Requirements:
Identify every line containing the word "быть" and reproduce each one.

Records

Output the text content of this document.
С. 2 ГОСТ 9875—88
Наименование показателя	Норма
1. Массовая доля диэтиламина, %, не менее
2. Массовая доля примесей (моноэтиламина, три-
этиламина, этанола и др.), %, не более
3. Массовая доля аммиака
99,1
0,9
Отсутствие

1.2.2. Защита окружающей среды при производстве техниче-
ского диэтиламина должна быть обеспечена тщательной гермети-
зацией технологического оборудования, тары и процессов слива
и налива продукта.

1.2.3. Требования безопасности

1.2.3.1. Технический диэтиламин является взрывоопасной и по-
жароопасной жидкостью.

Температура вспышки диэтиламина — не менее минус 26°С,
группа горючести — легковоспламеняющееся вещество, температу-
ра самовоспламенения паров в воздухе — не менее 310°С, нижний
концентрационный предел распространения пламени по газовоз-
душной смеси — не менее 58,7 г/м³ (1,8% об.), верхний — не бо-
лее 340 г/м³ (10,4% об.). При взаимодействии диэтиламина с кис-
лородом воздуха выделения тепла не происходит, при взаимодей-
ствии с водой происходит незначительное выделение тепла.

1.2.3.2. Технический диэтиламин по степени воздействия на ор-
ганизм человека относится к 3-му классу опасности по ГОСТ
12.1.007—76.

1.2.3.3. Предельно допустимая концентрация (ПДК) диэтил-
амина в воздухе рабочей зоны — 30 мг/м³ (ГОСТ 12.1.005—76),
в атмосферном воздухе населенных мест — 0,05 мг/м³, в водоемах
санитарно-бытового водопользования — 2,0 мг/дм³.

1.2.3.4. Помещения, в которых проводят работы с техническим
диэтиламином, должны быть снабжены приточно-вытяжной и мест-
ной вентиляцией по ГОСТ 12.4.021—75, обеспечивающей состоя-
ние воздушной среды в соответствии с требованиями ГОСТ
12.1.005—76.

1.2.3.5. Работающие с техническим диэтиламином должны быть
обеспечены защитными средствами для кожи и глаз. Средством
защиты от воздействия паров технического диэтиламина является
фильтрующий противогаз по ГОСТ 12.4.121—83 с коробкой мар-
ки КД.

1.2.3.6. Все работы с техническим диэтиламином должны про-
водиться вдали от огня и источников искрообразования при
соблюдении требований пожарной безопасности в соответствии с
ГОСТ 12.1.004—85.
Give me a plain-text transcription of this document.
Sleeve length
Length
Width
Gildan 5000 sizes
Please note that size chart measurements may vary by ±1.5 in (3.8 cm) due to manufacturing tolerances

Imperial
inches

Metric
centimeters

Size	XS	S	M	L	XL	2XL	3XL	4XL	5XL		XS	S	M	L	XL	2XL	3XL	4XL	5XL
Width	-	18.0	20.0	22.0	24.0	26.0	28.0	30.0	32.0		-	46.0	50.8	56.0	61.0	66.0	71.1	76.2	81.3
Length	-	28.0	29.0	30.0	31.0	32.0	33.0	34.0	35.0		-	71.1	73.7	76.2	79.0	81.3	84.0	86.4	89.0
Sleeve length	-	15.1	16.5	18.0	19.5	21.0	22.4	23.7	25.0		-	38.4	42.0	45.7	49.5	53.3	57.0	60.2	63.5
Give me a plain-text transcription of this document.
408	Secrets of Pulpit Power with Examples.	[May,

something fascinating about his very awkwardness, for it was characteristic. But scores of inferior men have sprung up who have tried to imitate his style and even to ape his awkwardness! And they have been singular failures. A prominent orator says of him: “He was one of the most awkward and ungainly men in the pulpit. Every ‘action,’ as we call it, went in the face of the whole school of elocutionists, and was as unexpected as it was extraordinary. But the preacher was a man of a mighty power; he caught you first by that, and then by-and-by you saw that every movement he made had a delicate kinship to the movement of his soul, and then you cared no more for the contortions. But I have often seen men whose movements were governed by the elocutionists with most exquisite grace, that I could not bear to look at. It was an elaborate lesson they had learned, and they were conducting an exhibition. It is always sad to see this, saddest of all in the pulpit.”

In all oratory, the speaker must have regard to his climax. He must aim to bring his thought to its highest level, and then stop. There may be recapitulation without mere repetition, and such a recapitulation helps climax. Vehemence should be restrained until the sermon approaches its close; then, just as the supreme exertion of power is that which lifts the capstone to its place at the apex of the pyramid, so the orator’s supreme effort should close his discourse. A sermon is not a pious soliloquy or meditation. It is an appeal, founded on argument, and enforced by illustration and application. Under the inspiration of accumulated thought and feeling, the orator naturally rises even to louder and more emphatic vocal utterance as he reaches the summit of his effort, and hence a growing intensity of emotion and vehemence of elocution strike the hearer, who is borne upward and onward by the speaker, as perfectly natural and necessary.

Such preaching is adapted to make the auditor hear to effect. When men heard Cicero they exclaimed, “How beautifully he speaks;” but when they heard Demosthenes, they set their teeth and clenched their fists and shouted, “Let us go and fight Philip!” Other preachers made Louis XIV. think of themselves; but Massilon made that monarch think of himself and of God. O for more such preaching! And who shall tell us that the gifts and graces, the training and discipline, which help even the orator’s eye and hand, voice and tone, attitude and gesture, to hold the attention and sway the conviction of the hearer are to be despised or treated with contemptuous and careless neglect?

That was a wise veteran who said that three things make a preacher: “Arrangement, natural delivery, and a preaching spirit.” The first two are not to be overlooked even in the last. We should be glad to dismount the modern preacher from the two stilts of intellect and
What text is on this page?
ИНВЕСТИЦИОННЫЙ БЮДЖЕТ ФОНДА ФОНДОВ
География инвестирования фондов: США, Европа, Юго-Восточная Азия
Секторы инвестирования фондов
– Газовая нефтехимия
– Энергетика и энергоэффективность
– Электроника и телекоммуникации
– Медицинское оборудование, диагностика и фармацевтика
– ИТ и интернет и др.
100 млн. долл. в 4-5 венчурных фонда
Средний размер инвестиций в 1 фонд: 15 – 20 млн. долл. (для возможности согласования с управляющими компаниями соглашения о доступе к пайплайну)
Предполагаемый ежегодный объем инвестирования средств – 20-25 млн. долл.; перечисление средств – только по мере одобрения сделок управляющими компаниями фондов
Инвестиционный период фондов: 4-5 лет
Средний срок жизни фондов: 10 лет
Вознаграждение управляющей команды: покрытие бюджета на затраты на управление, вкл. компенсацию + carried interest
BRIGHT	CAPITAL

Solution to this problem:
ского диэтиламина должна быть обеспечена тщательной гермети-
диэтиламином, должны быть снабжены приточно-вытяжной и мест-
1.2.3.5. Работающие с техническим диэтиламином должны быть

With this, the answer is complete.